Entries ::
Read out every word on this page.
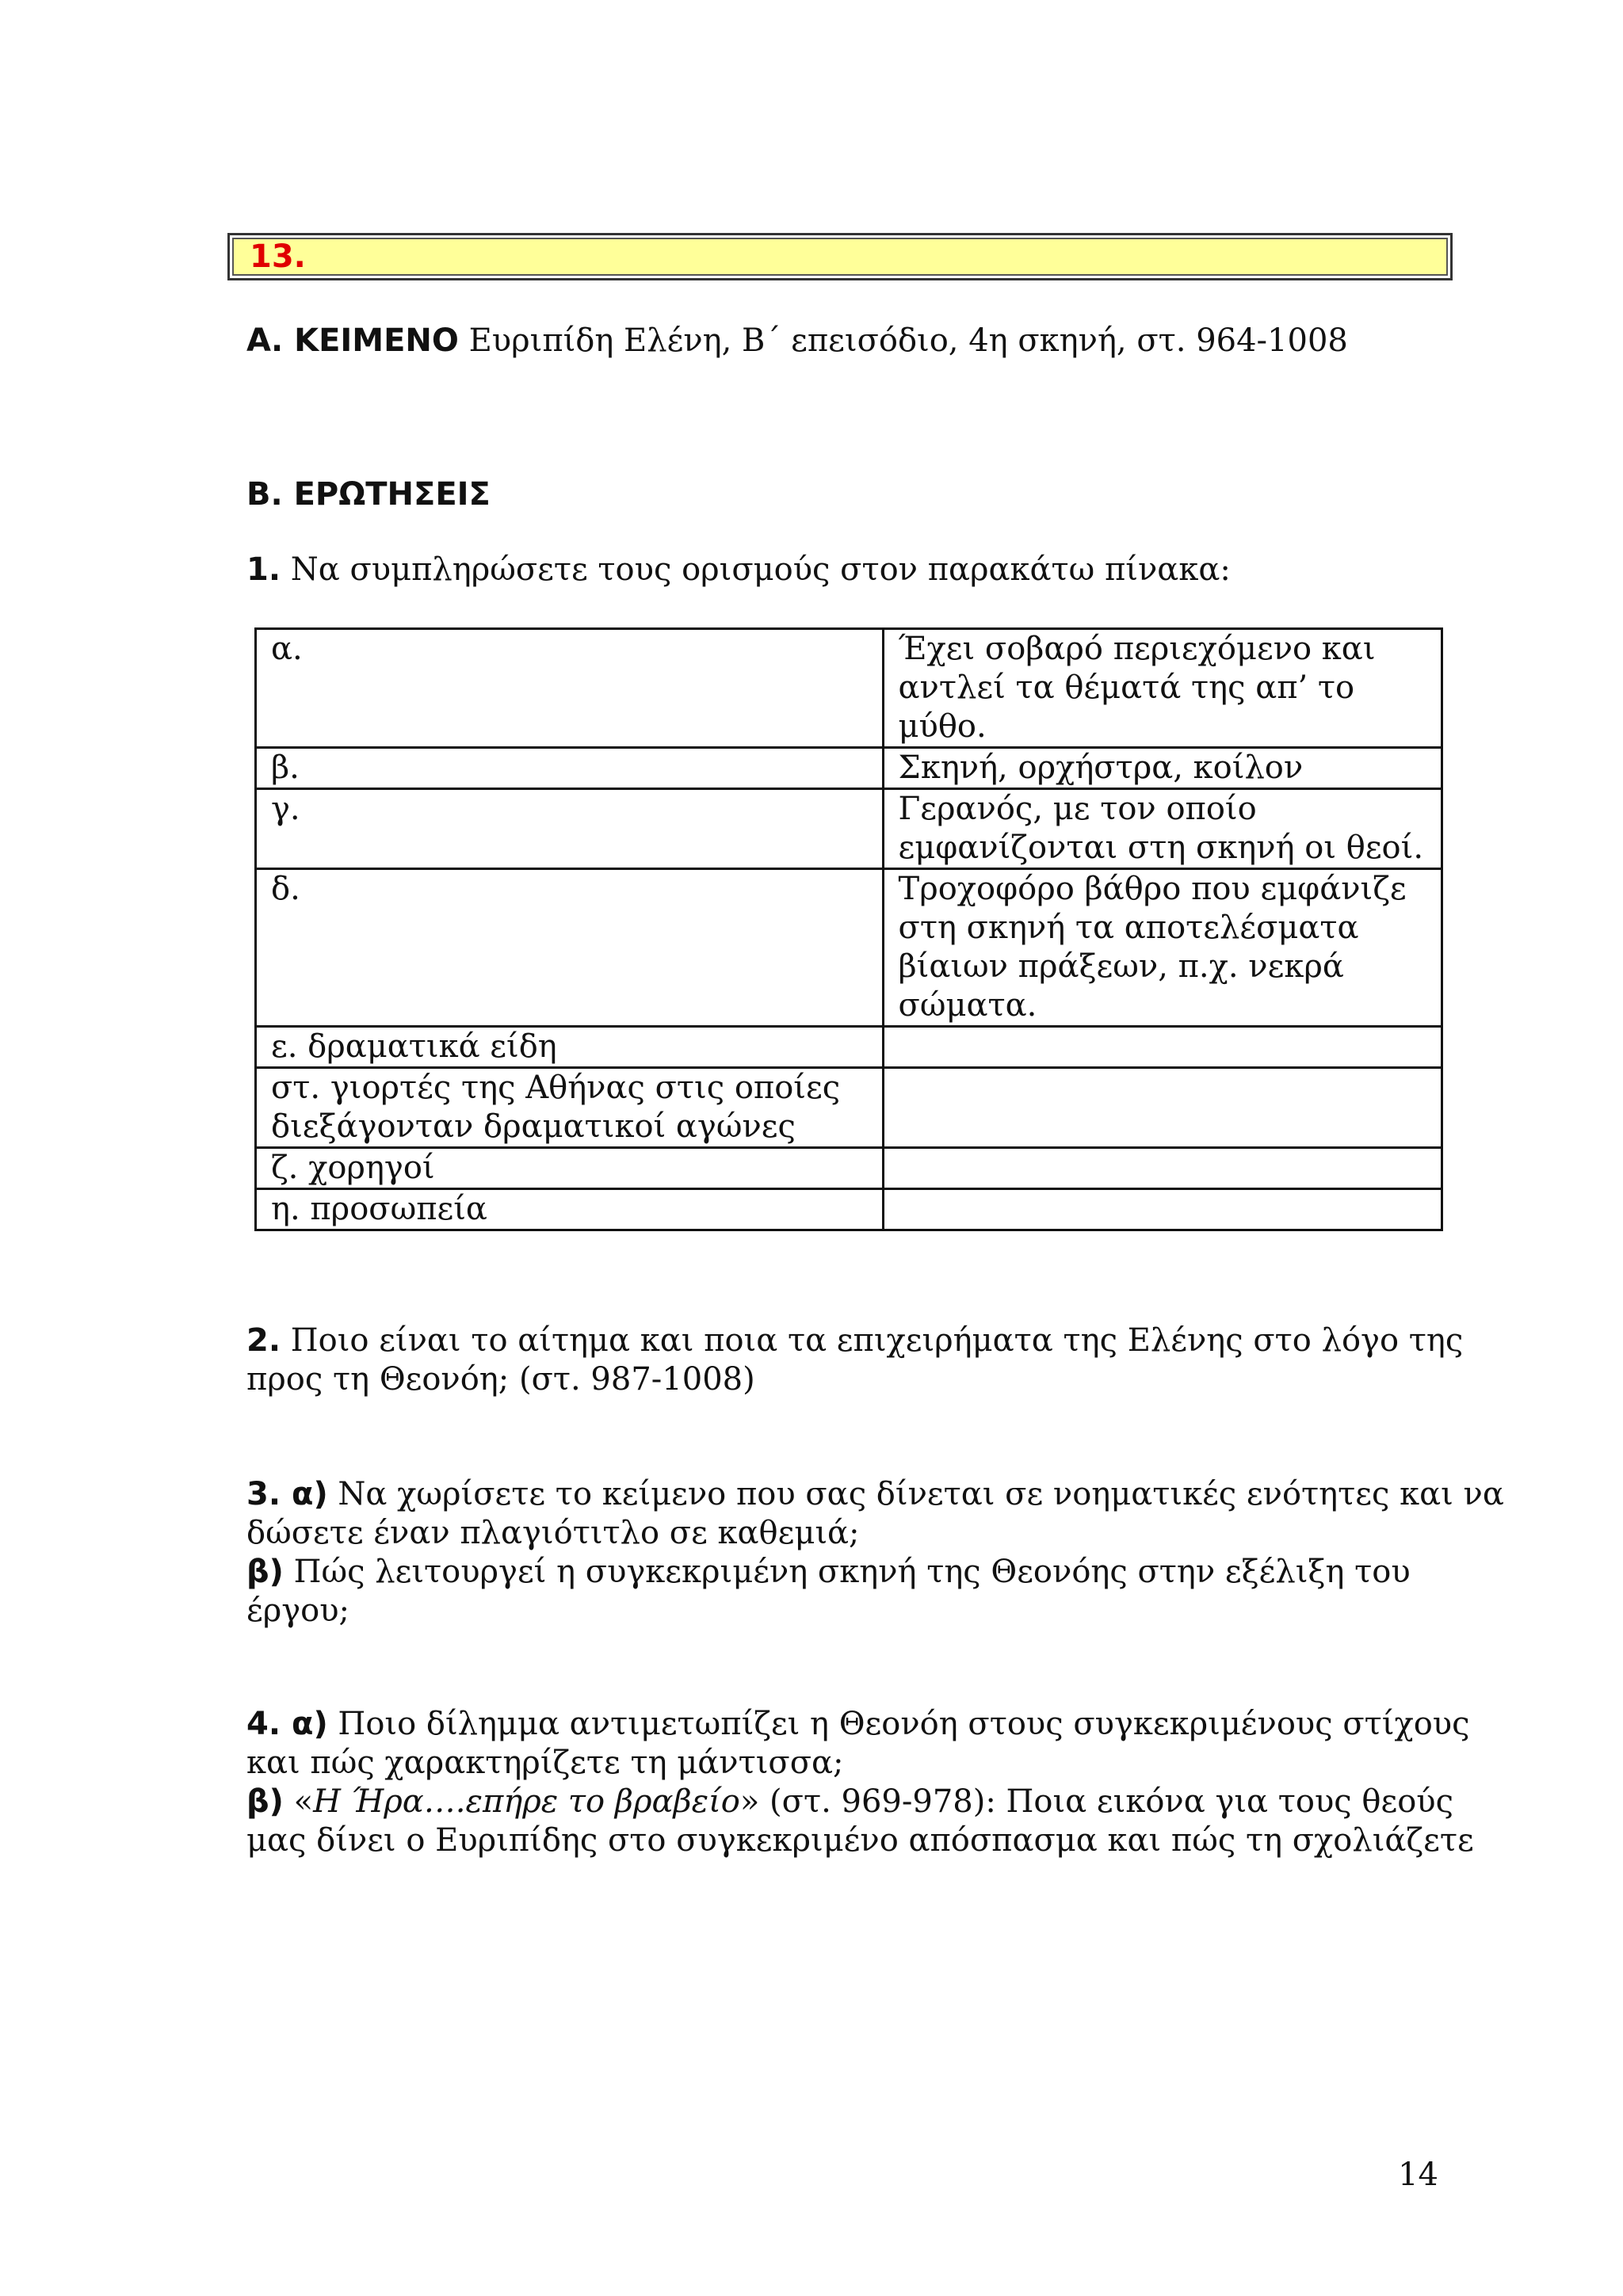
13.
Α. ΚΕΙΜΕΝΟ Ευριπίδη Ελένη, Β΄ επεισόδιο, 4η σκηνή, στ. 964-1008
Β. ΕΡΩΤΗΣΕΙΣ
1. Να συμπληρώσετε τους ορισμούς στον παρακάτω πίνακα:
α.	Έχει σοβαρό περιεχόμενο και
αντλεί τα θέματά της απ’ το
μύθο.

β.	Σκηνή, ορχήστρα, κοίλον

γ.	Γερανός, με τον οποίο
εμφανίζονται στη σκηνή οι θεοί.

δ.	Τροχοφόρο βάθρο που εμφάνιζε
στη σκηνή τα αποτελέσματα
βίαιων πράξεων, π.χ. νεκρά
σώματα.

ε. δραματικά είδη	

στ. γιορτές της Αθήνας στις οποίες
διεξάγονταν δραματικοί αγώνες	

ζ. χορηγοί	

η. προσωπεία	

2. Ποιο είναι το αίτημα και ποια τα επιχειρήματα της Ελένης στο λόγο της
προς τη Θεονόη; (στ. 987-1008)
3. α) Να χωρίσετε το κείμενο που σας δίνεται σε νοηματικές ενότητες και να
δώσετε έναν πλαγιότιτλο σε καθεμιά;
β) Πώς λειτουργεί η συγκεκριμένη σκηνή της Θεονόης στην εξέλιξη του
έργου;
4. α) Ποιο δίλημμα αντιμετωπίζει η Θεονόη στους συγκεκριμένους στίχους
και πώς χαρακτηρίζετε τη μάντισσα;
β) «Η Ήρα….επήρε το βραβείο» (στ. 969-978): Ποια εικόνα για τους θεούς
μας δίνει ο Ευριπίδης στο συγκεκριμένο απόσπασμα και πώς τη σχολιάζετε
14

Written problem :: Copy out each record shown above without alteration, skipping any picture.

Task response ::
Read out every word on this page.
13.
Α. ΚΕΙΜΕΝΟ Ευριπίδη Ελένη, Β΄ επεισόδιο, 4η σκηνή, στ. 964-1008
Β. ΕΡΩΤΗΣΕΙΣ
1. Να συμπληρώσετε τους ορισμούς στον παρακάτω πίνακα:
α.	Έχει σοβαρό περιεχόμενο και
αντλεί τα θέματά της απ’ το
μύθο.

β.	Σκηνή, ορχήστρα, κοίλον

γ.	Γερανός, με τον οποίο
εμφανίζονται στη σκηνή οι θεοί.

δ.	Τροχοφόρο βάθρο που εμφάνιζε
στη σκηνή τα αποτελέσματα
βίαιων πράξεων, π.χ. νεκρά
σώματα.

ε. δραματικά είδη	

στ. γιορτές της Αθήνας στις οποίες
διεξάγονταν δραματικοί αγώνες	

ζ. χορηγοί	

η. προσωπεία	

2. Ποιο είναι το αίτημα και ποια τα επιχειρήματα της Ελένης στο λόγο της
προς τη Θεονόη; (στ. 987-1008)
3. α) Να χωρίσετε το κείμενο που σας δίνεται σε νοηματικές ενότητες και να
δώσετε έναν πλαγιότιτλο σε καθεμιά;
β) Πώς λειτουργεί η συγκεκριμένη σκηνή της Θεονόης στην εξέλιξη του
έργου;
4. α) Ποιο δίλημμα αντιμετωπίζει η Θεονόη στους συγκεκριμένους στίχους
και πώς χαρακτηρίζετε τη μάντισσα;
β) «Η Ήρα….επήρε το βραβείο» (στ. 969-978): Ποια εικόνα για τους θεούς
μας δίνει ο Ευριπίδης στο συγκεκριμένο απόσπασμα και πώς τη σχολιάζετε
14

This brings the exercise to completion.